◆ Exercise task ◆
Pull out each line of the data that includes the word "access".

◆ Raw records ◆
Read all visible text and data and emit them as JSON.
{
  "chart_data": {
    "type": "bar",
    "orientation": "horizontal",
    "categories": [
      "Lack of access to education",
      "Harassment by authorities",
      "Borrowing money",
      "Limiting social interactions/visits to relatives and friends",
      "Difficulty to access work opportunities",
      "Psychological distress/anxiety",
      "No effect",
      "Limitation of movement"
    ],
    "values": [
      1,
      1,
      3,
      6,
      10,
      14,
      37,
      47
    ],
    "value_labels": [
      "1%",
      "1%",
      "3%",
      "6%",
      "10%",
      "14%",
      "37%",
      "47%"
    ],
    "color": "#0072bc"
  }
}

◆ Complete output ◆
      "Lack of access to education",
      "Difficulty to access work opportunities",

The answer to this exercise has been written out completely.